What the exercise asks
Quote the lines of the data below verbatim, beginning at the line that contains "Transcribe this image's" and ending at the last line, both included, and excluding pictures.

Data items
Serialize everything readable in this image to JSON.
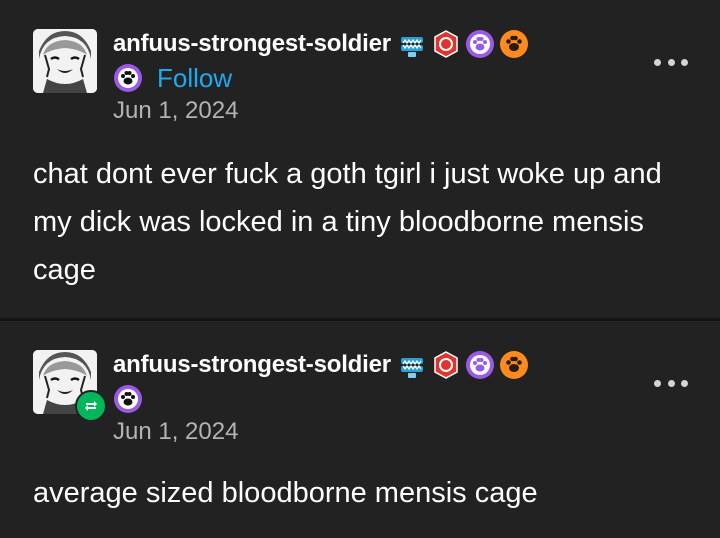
{
  "posts": [
    {
      "username": "anfuus-strongest-soldier",
      "follow_label": "Follow",
      "date": "Jun 1, 2024",
      "text": "chat dont ever fuck a goth tgirl i just woke up and my dick was locked in a tiny bloodborne mensis cage",
      "badges": [
        "wind-up-teeth-icon",
        "red-badge-icon",
        "purple-paw-icon",
        "orange-paw-icon"
      ],
      "reblog": false
    },
    {
      "username": "anfuus-strongest-soldier",
      "date": "Jun 1, 2024",
      "text": "average sized bloodborne mensis cage",
      "badges": [
        "wind-up-teeth-icon",
        "red-badge-icon",
        "purple-paw-icon",
        "orange-paw-icon"
      ],
      "reblog": true
    }
  ],
  "colors": {
    "background": "#222222",
    "follow": "#1ea9f0",
    "date": "#b3b3b3",
    "reblog": "#00b85a",
    "paw_purple": "#9b59e6",
    "paw_orange": "#ff8a1f",
    "badge_red": "#e0342f"
  }
}
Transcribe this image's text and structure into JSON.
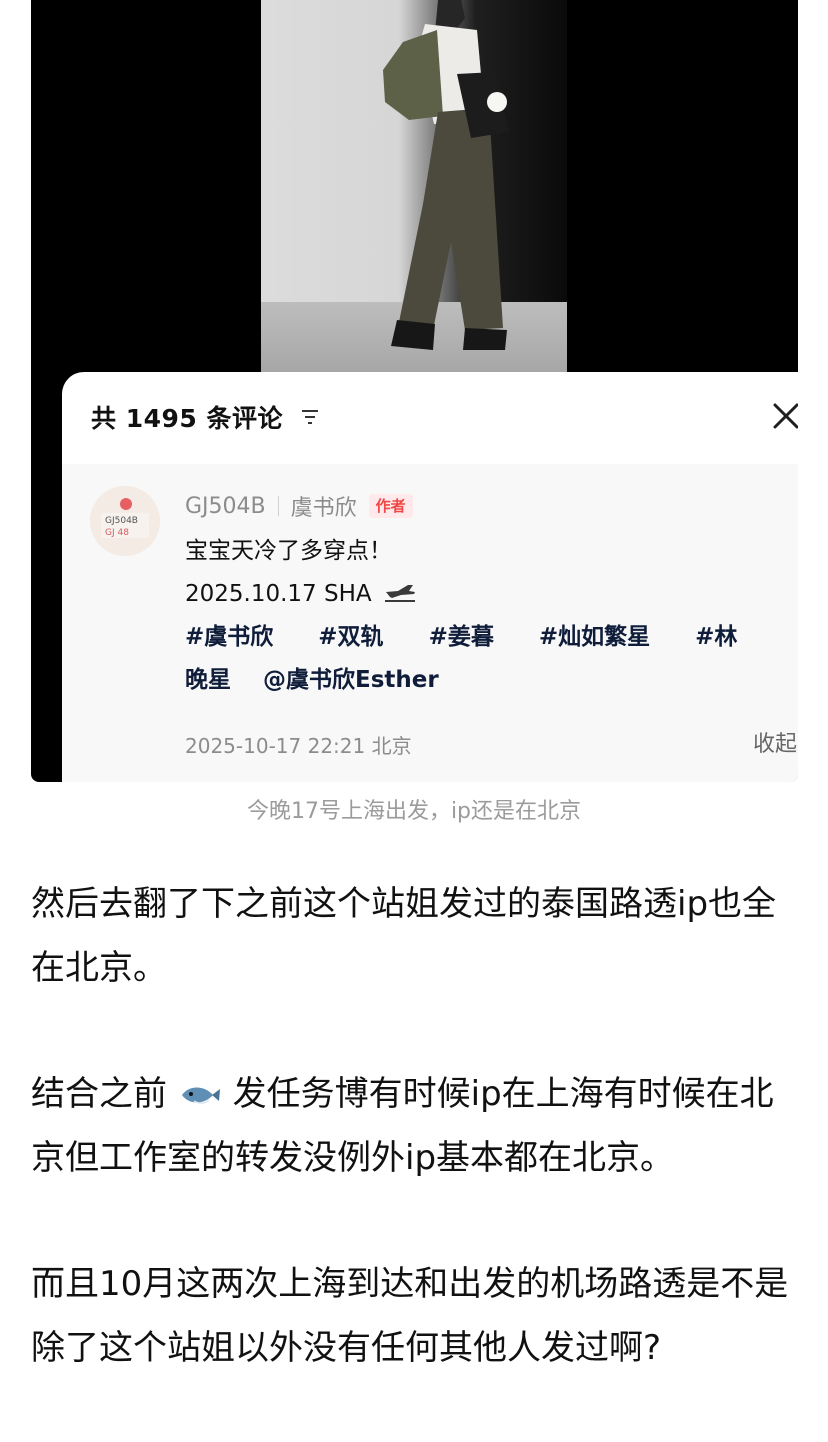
{
  "comment_panel": {
    "title": "共 1495 条评论",
    "collapse_label": "收起"
  },
  "comment": {
    "username": "GJ504B",
    "display_name": "虞书欣",
    "author_badge": "作者",
    "text_line_1": "宝宝天冷了多穿点！",
    "text_line_2": "2025.10.17 SHA",
    "tags": [
      "#虞书欣",
      "#双轨",
      "#姜暮",
      "#灿如繁星",
      "#林"
    ],
    "tag_continuation": "晚星",
    "mention": "@虞书欣Esther",
    "timestamp": "2025-10-17 22:21 北京"
  },
  "caption": "今晚17号上海出发，ip还是在北京",
  "article": {
    "paragraph_1": "然后去翻了下之前这个站姐发过的泰国路透ip也全在北京。",
    "paragraph_2_prefix": "结合之前",
    "paragraph_2_suffix": "发任务博有时候ip在上海有时候在北京但工作室的转发没例外ip基本都在北京。",
    "paragraph_3": "而且10月这两次上海到达和出发的机场路透是不是除了这个站姐以外没有任何其他人发过啊?"
  },
  "icons": {
    "filter": "filter-icon",
    "close": "close-icon",
    "avatar": "avatar",
    "plane": "airplane-departure-icon",
    "fish": "fish-icon"
  },
  "colors": {
    "author_badge": "#f04747",
    "tag": "#0f1d3a",
    "muted": "#8c8c8c"
  }
}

Exercise answer
Transcribe this image's text and structure into JSON.
{
  "comment_panel": {
    "title": "共 1495 条评论",
    "collapse_label": "收起"
  },
  "comment": {
    "username": "GJ504B",
    "display_name": "虞书欣",
    "author_badge": "作者",
    "text_line_1": "宝宝天冷了多穿点！",
    "text_line_2": "2025.10.17 SHA",
    "tags": [
      "#虞书欣",
      "#双轨",
      "#姜暮",
      "#灿如繁星",
      "#林"
    ],
    "tag_continuation": "晚星",
    "mention": "@虞书欣Esther",
    "timestamp": "2025-10-17 22:21 北京"
  },
  "caption": "今晚17号上海出发，ip还是在北京",
  "article": {
    "paragraph_1": "然后去翻了下之前这个站姐发过的泰国路透ip也全在北京。",
    "paragraph_2_prefix": "结合之前",
    "paragraph_2_suffix": "发任务博有时候ip在上海有时候在北京但工作室的转发没例外ip基本都在北京。",
    "paragraph_3": "而且10月这两次上海到达和出发的机场路透是不是除了这个站姐以外没有任何其他人发过啊?"
  },
  "icons": {
    "filter": "filter-icon",
    "close": "close-icon",
    "avatar": "avatar",
    "plane": "airplane-departure-icon",
    "fish": "fish-icon"
  },
  "colors": {
    "author_badge": "#f04747",
    "tag": "#0f1d3a",
    "muted": "#8c8c8c"
  }
}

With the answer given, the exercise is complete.